§ **What is expected**
Count how many lines in this material contain "известковистой". The answer is that number alone.

╔══

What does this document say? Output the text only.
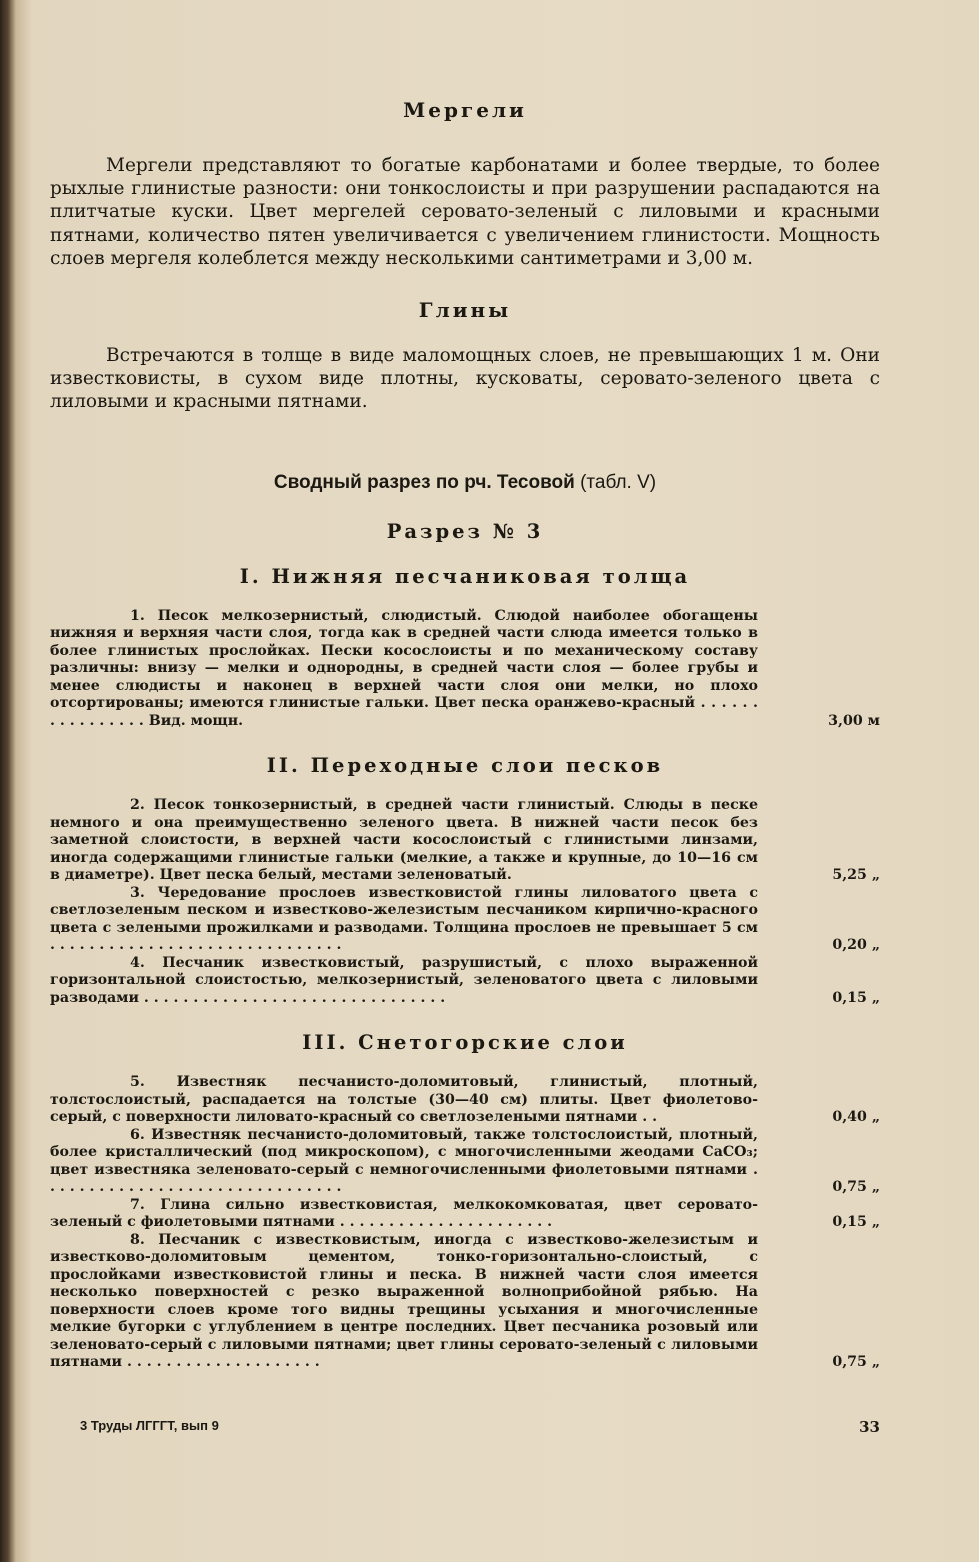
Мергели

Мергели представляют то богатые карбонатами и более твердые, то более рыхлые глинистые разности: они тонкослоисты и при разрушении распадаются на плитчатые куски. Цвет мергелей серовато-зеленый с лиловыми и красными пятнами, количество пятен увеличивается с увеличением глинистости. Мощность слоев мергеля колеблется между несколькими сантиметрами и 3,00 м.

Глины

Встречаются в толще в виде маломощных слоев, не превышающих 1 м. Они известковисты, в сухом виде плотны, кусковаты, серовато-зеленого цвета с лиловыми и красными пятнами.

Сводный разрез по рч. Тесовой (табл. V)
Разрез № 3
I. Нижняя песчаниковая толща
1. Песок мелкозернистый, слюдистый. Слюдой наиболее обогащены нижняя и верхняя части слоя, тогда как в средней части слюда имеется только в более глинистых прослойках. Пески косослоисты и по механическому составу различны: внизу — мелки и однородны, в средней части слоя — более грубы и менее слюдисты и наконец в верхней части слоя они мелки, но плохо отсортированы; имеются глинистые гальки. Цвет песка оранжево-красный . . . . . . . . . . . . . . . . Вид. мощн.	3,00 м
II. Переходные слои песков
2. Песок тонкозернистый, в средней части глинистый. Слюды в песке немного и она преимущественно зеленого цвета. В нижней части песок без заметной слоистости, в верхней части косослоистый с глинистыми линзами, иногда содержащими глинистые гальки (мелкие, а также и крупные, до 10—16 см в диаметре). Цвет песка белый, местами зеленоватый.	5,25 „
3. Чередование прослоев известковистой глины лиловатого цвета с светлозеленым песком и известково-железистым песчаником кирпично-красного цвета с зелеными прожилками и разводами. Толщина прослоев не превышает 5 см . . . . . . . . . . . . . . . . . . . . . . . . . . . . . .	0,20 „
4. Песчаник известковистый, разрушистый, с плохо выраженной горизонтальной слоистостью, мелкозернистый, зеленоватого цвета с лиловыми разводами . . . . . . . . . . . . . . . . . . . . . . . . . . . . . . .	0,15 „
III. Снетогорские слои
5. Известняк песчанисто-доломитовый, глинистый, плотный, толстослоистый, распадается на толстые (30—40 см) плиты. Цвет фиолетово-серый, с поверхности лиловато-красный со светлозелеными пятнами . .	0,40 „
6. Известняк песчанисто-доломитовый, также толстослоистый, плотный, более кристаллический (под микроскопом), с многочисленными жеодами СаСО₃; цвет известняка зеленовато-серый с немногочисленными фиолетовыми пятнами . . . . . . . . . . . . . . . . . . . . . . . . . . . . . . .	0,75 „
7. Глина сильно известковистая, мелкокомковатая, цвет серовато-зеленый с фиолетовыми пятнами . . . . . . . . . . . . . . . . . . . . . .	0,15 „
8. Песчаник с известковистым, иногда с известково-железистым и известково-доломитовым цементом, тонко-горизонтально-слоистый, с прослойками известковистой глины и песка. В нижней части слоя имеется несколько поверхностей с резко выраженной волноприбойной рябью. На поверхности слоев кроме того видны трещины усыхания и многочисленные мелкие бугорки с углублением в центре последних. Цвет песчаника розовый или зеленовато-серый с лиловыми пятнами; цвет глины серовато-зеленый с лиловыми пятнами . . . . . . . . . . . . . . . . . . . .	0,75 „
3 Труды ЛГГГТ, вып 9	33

╚══
╔══

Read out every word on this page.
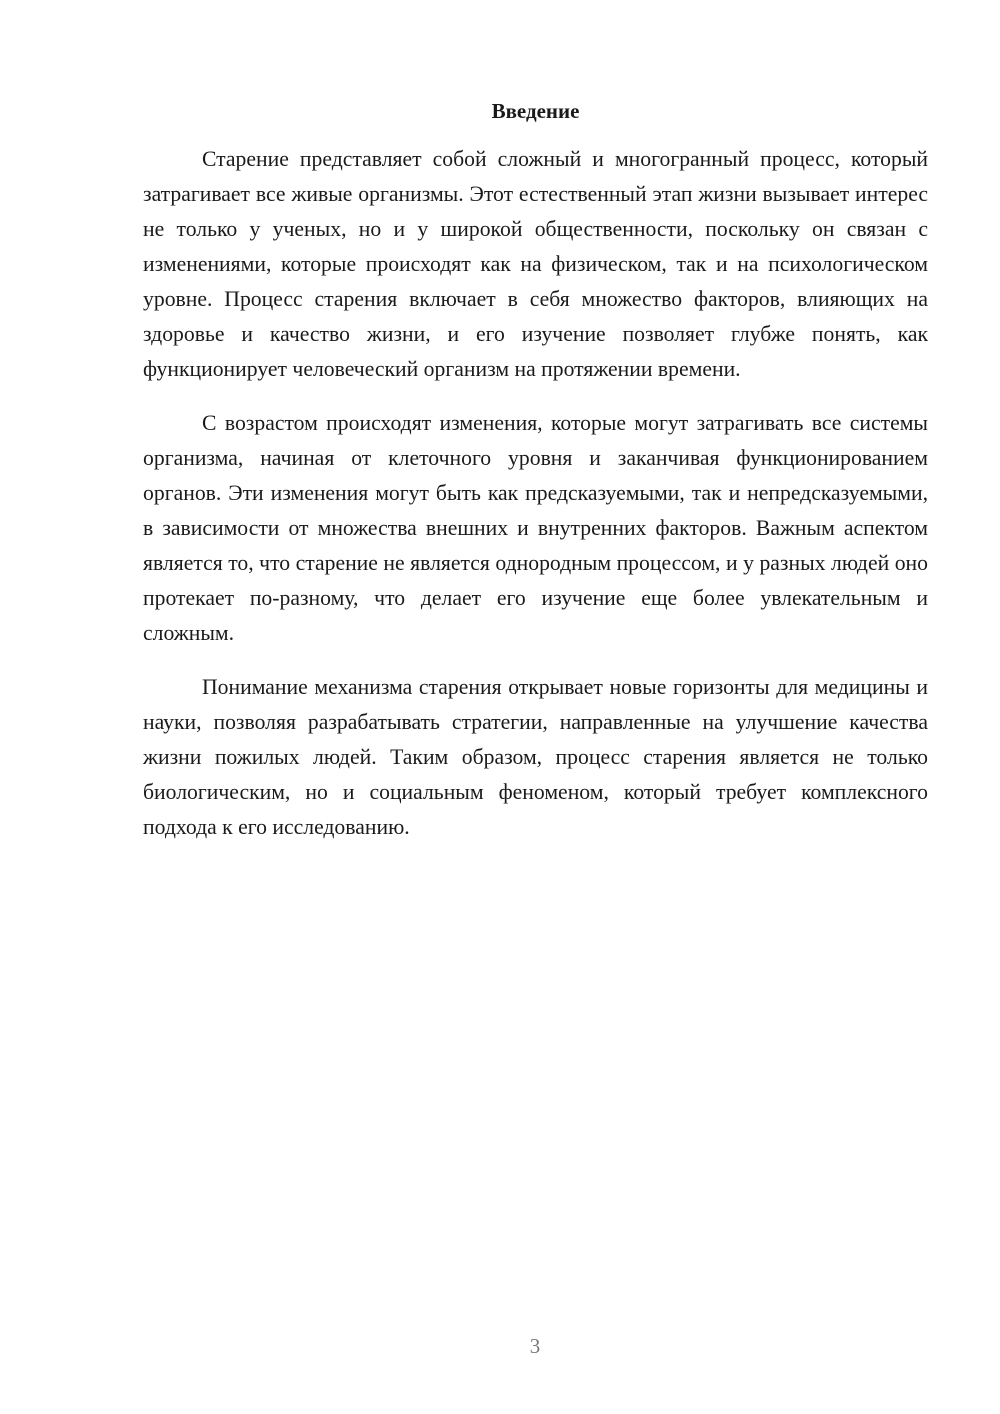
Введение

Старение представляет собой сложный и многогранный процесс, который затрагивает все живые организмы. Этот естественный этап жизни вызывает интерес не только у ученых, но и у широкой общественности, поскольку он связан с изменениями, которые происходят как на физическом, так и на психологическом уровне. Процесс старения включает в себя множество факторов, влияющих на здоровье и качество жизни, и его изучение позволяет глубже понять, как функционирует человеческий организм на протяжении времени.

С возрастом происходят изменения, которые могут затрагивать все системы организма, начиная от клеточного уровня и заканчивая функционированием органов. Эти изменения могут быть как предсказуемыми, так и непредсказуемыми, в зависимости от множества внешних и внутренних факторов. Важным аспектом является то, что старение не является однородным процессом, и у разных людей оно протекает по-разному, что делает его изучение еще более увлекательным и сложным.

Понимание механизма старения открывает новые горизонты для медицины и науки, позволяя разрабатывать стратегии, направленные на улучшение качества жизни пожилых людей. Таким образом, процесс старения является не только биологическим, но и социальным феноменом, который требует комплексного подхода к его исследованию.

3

╚══
╔══

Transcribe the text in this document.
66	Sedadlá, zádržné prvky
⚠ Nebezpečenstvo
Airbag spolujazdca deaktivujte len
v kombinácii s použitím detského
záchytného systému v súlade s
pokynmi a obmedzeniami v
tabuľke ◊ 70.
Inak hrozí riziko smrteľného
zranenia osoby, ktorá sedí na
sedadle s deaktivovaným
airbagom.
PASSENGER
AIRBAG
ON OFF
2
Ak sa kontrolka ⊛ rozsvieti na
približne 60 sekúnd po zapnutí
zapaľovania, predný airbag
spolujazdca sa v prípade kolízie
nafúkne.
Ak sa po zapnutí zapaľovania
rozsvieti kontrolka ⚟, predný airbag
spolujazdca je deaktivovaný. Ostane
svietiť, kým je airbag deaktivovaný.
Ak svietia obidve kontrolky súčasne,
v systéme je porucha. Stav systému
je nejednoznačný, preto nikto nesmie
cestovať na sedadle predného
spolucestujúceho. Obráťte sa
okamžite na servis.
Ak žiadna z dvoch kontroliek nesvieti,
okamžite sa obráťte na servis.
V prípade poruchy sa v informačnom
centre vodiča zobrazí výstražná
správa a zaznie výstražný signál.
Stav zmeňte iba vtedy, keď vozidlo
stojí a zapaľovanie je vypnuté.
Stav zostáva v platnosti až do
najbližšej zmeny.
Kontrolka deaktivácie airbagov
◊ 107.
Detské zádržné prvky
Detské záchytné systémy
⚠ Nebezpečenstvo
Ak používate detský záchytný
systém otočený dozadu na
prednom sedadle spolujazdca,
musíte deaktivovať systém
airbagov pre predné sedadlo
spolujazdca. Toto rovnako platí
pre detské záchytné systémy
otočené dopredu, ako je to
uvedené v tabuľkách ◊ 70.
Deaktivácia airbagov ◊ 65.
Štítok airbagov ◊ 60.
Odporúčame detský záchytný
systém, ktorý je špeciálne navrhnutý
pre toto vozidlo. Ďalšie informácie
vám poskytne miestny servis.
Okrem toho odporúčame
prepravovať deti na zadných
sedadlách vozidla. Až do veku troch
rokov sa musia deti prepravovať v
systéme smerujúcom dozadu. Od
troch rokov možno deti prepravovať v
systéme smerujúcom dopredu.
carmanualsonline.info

╚══

§ **Expected answer**
2